(Your instructions) Copy out once more the lines beginning with the one that contains "toc-entry-page: 2 (852, 280, 864, 299)" and ending with the one that contains "table-of-contents (86, 270, 864, 970)", both included, and nothing else.

(Raw records)
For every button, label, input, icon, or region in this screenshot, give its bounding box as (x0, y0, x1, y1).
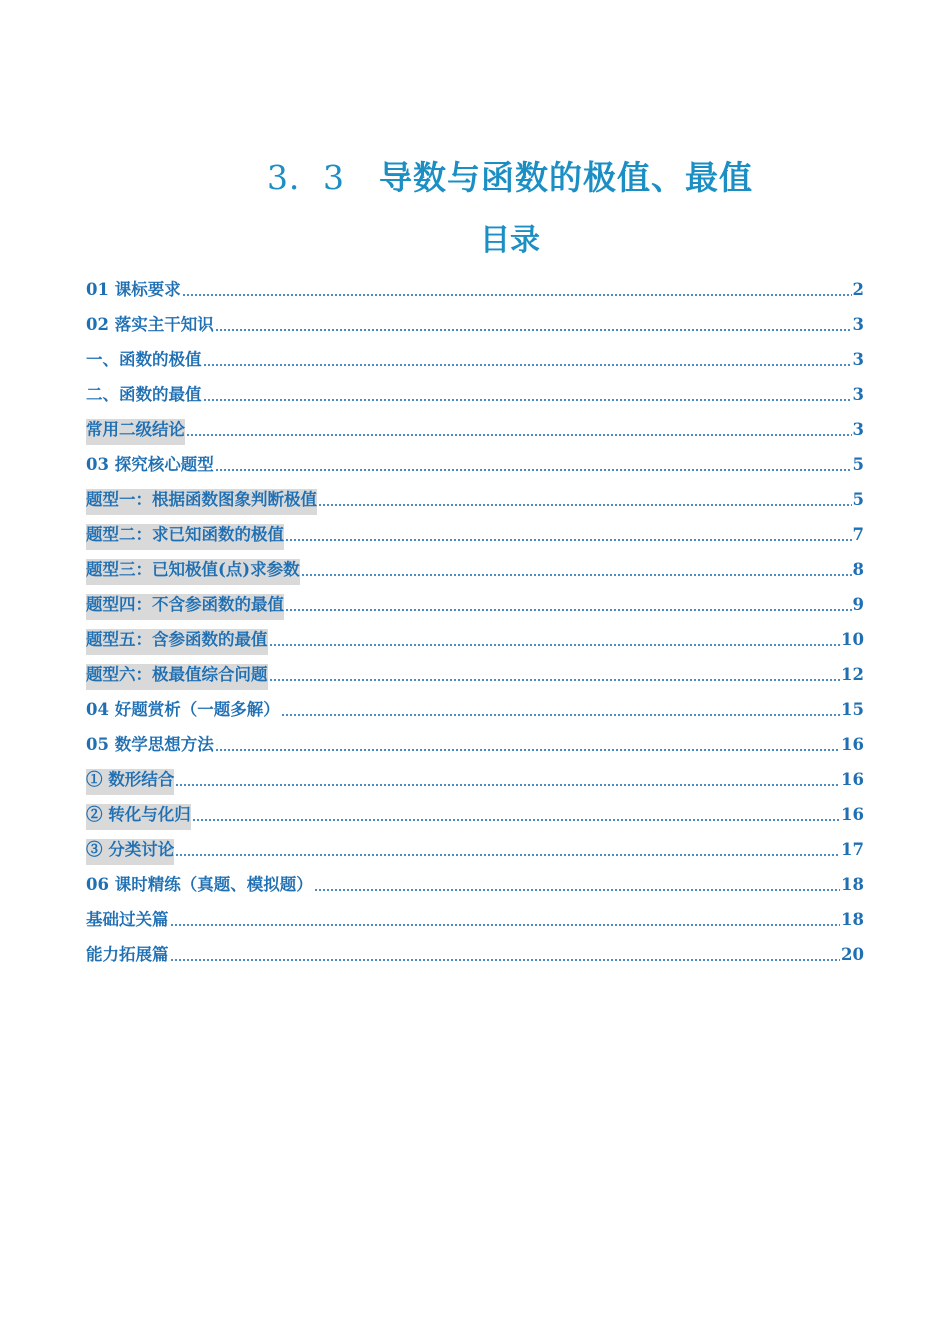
toc-entry-page: 2 (852, 280, 864, 299)
toc-entry-page: 15 (841, 700, 864, 719)
toc-entry-page: 16 (841, 735, 864, 754)
toc-entry-page: 16 (841, 805, 864, 824)
toc-entry-label: ③ 分类讨论 (86, 839, 174, 865)
toc-entry-page: 18 (841, 910, 864, 929)
toc-leader-dots (182, 285, 852, 297)
toc-entry-page: 3 (852, 350, 864, 369)
toc-entry[interactable] (86, 725, 864, 760)
toc-entry[interactable] (86, 480, 864, 515)
toc-leader-dots (281, 705, 840, 717)
toc-leader-dots (175, 775, 840, 787)
toc-entry-label: 04 好题赏析（一题多解） (86, 700, 280, 719)
toc-entry[interactable] (86, 585, 864, 620)
toc-leader-dots (285, 600, 852, 612)
table-of-contents (86, 270, 864, 970)
toc-entry[interactable] (86, 375, 864, 410)
toc-entry-label: 常用二级结论 (86, 419, 185, 445)
toc-entry-label: 题型一：根据函数图象判断极值 (86, 489, 317, 515)
toc-entry-page: 18 (841, 875, 864, 894)
toc-entry[interactable] (86, 655, 864, 690)
toc-entry-page: 5 (852, 455, 864, 474)
toc-entry[interactable] (86, 900, 864, 935)
toc-leader-dots (301, 565, 852, 577)
toc-entry[interactable] (86, 305, 864, 340)
toc-entry[interactable] (86, 515, 864, 550)
toc-entry-label: 题型六：极最值综合问题 (86, 664, 268, 690)
toc-entry-label: 01 课标要求 (86, 280, 181, 299)
toc-entry[interactable] (86, 340, 864, 375)
toc-leader-dots (170, 950, 841, 962)
toc-entry[interactable] (86, 795, 864, 830)
toc-leader-dots (314, 880, 840, 892)
toc-entry-page: 12 (841, 665, 864, 684)
toc-entry-page: 3 (852, 385, 864, 404)
toc-entry[interactable] (86, 410, 864, 445)
title-text: 导数与函数的极值、最值 (379, 158, 753, 197)
toc-entry-label: ② 转化与化归 (86, 804, 191, 830)
toc-entry[interactable] (86, 690, 864, 725)
toc-entry[interactable] (86, 830, 864, 865)
toc-entry-label: 基础过关篇 (86, 910, 169, 929)
toc-entry[interactable] (86, 760, 864, 795)
toc-entry-page: 8 (852, 560, 864, 579)
toc-leader-dots (215, 460, 852, 472)
toc-entry[interactable] (86, 620, 864, 655)
toc-entry-label: ① 数形结合 (86, 769, 174, 795)
page-title (0, 152, 950, 199)
toc-entry[interactable] (86, 270, 864, 305)
toc-entry[interactable] (86, 445, 864, 480)
toc-entry-label: 03 探究核心题型 (86, 455, 214, 474)
toc-entry-label: 二、函数的最值 (86, 385, 202, 404)
toc-entry-page: 17 (841, 840, 864, 859)
toc-leader-dots (175, 845, 840, 857)
toc-entry-label: 题型三：已知极值(点)求参数 (86, 559, 300, 585)
toc-leader-dots (285, 530, 852, 542)
toc-entry-label: 06 课时精练（真题、模拟题） (86, 875, 313, 894)
toc-leader-dots (215, 320, 852, 332)
toc-leader-dots (192, 810, 840, 822)
toc-entry-page: 20 (841, 945, 864, 964)
toc-entry-page: 5 (852, 490, 864, 509)
toc-leader-dots (203, 390, 852, 402)
toc-entry-page: 7 (852, 525, 864, 544)
title-number: 3．3 (267, 158, 345, 197)
toc-leader-dots (215, 740, 840, 752)
toc-entry-page: 3 (852, 315, 864, 334)
toc-entry-page: 10 (841, 630, 864, 649)
toc-leader-dots (203, 355, 852, 367)
toc-entry-page: 3 (852, 420, 864, 439)
toc-entry[interactable] (86, 935, 864, 970)
toc-heading: 目录 (480, 223, 540, 258)
toc-entry-label: 题型五：含参函数的最值 (86, 629, 268, 655)
toc-leader-dots (269, 670, 841, 682)
toc-entry-label: 题型四：不含参函数的最值 (86, 594, 284, 620)
toc-entry-page: 16 (841, 770, 864, 789)
toc-leader-dots (318, 495, 852, 507)
toc-entry-page: 9 (852, 595, 864, 614)
toc-leader-dots (170, 915, 841, 927)
toc-entry-label: 能力拓展篇 (86, 945, 169, 964)
toc-entry[interactable] (86, 865, 864, 900)
toc-entry-label: 05 数学思想方法 (86, 735, 214, 754)
toc-entry-label: 02 落实主干知识 (86, 315, 214, 334)
toc-leader-dots (186, 425, 852, 437)
toc-leader-dots (269, 635, 841, 647)
toc-entry-label: 一、函数的极值 (86, 350, 202, 369)
toc-entry[interactable] (86, 550, 864, 585)
toc-entry-label: 题型二：求已知函数的极值 (86, 524, 284, 550)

(The response)
toc-entry-page: 2 (852, 280, 864, 299)
toc-entry-page: 15 (841, 700, 864, 719)
toc-entry-page: 16 (841, 735, 864, 754)
toc-entry-page: 16 (841, 805, 864, 824)
toc-entry-label: ③ 分类讨论 (86, 839, 174, 865)
toc-entry-page: 18 (841, 910, 864, 929)
toc-leader-dots (182, 285, 852, 297)
toc-entry-page: 3 (852, 350, 864, 369)
toc-entry[interactable] (86, 725, 864, 760)
toc-entry[interactable] (86, 480, 864, 515)
toc-leader-dots (281, 705, 840, 717)
toc-leader-dots (175, 775, 840, 787)
toc-entry-label: 04 好题赏析（一题多解） (86, 700, 280, 719)
toc-entry[interactable] (86, 585, 864, 620)
toc-leader-dots (285, 600, 852, 612)
table-of-contents (86, 270, 864, 970)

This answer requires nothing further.